→ INSTRUCTION: In how many lines does the string "name" appear? Answer with the number only.

→ TASK INPUT:
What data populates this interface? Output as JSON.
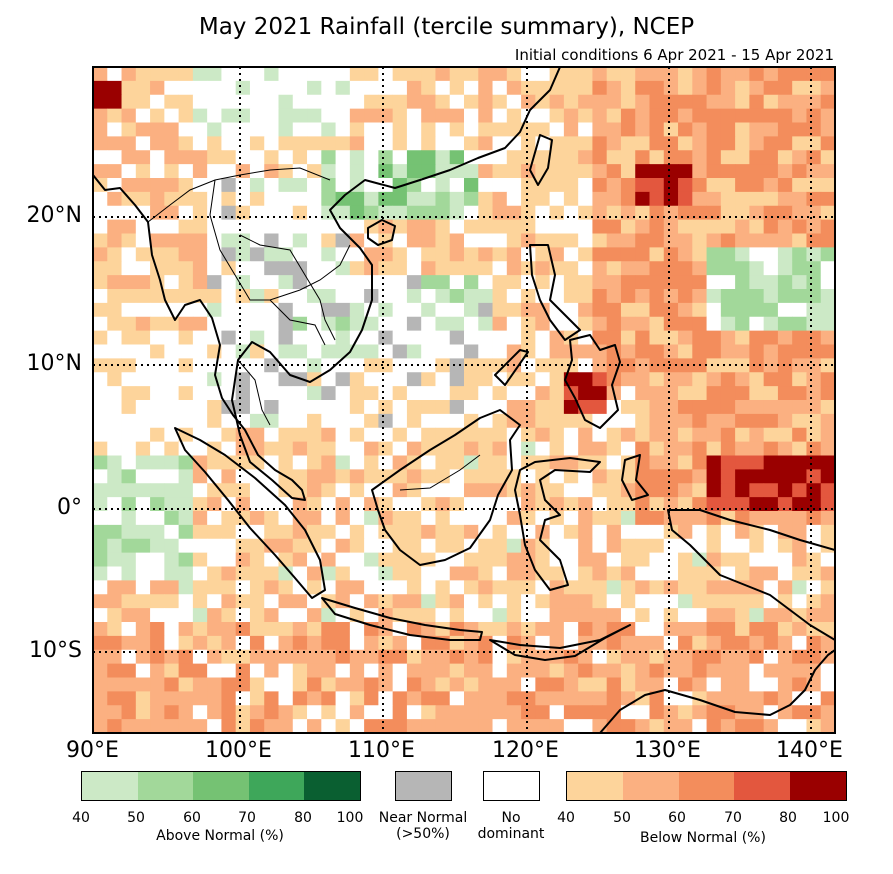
{
  "title": "May 2021 Rainfall (tercile summary), NCEP",
  "subtitle": "Initial conditions 6 Apr 2021 - 15 Apr 2021",
  "lat_labels": [
    "20°N",
    "10°N",
    "0°",
    "10°S"
  ],
  "lon_labels": [
    "90°E",
    "100°E",
    "110°E",
    "120°E",
    "130°E",
    "140°E"
  ],
  "legend": {
    "above": {
      "title": "Above Normal (%)",
      "ticks": [
        "40",
        "50",
        "60",
        "70",
        "80",
        "100"
      ],
      "colors": [
        "#cce9c6",
        "#a2d89a",
        "#75c273",
        "#3ea75a",
        "#0a5f31"
      ]
    },
    "near": {
      "title": "Near Normal\n(>50%)",
      "color": "#b6b6b6"
    },
    "none": {
      "title": "No\ndominant",
      "color": "#ffffff"
    },
    "below": {
      "title": "Below Normal (%)",
      "ticks": [
        "40",
        "50",
        "60",
        "70",
        "80",
        "100"
      ],
      "colors": [
        "#fdd49b",
        "#fbb081",
        "#f38d5c",
        "#e3573e",
        "#9a0000"
      ]
    }
  },
  "chart_data": {
    "type": "heatmap",
    "variable": "May 2021 rainfall tercile probability",
    "lon_range": [
      90,
      142
    ],
    "lat_range": [
      -16,
      30
    ],
    "grid_lines": {
      "lon": [
        90,
        100,
        110,
        120,
        130,
        140
      ],
      "lat": [
        -10,
        0,
        10,
        20
      ]
    },
    "categories": [
      "above normal",
      "near normal",
      "no dominant",
      "below normal"
    ],
    "regions": [
      {
        "name": "western North Pacific (east of Philippines)",
        "category": "below normal",
        "level": "60-80"
      },
      {
        "name": "South China Sea",
        "category": "below normal",
        "level": "40-60"
      },
      {
        "name": "southern China / Gulf of Tonkin",
        "category": "above normal",
        "level": "40-70"
      },
      {
        "name": "Indochina",
        "category": "no dominant",
        "level": "mixed, patches near normal"
      },
      {
        "name": "equatorial western Pacific (north of New Guinea)",
        "category": "below normal",
        "level": "60-100"
      },
      {
        "name": "Mindanao",
        "category": "below normal",
        "level": "70-100"
      },
      {
        "name": "Indian Ocean west of Sumatra",
        "category": "above normal",
        "level": "40-50"
      },
      {
        "name": "Java / southern Indian Ocean",
        "category": "below normal",
        "level": "40-70"
      }
    ]
  }
}
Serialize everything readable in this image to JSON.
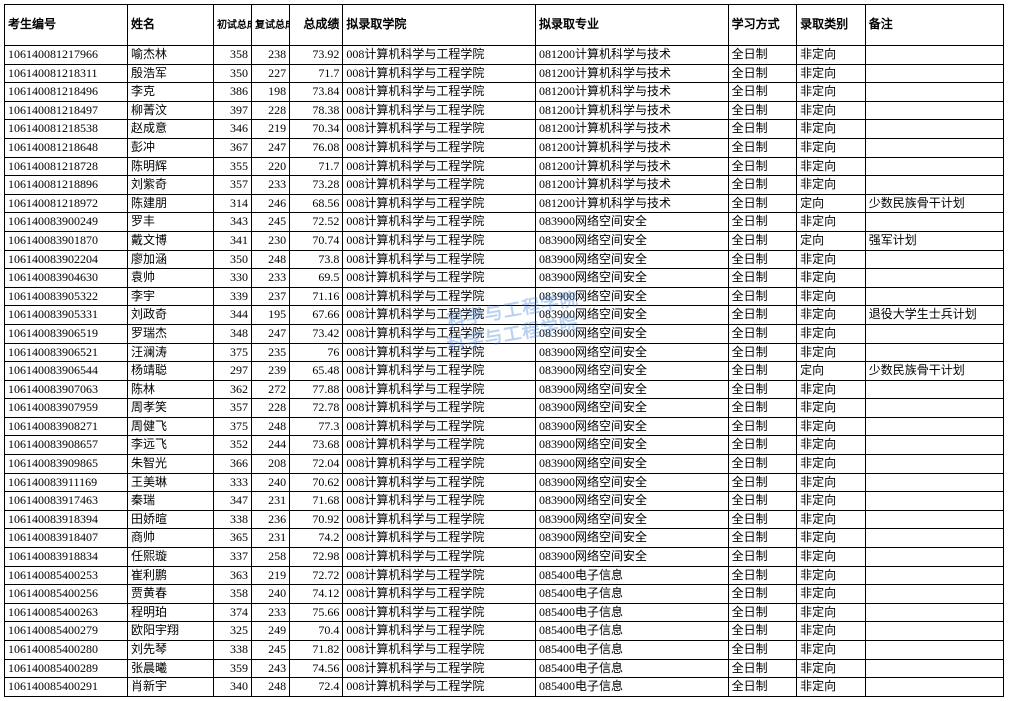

→ COMPLETE RESPONSE: 8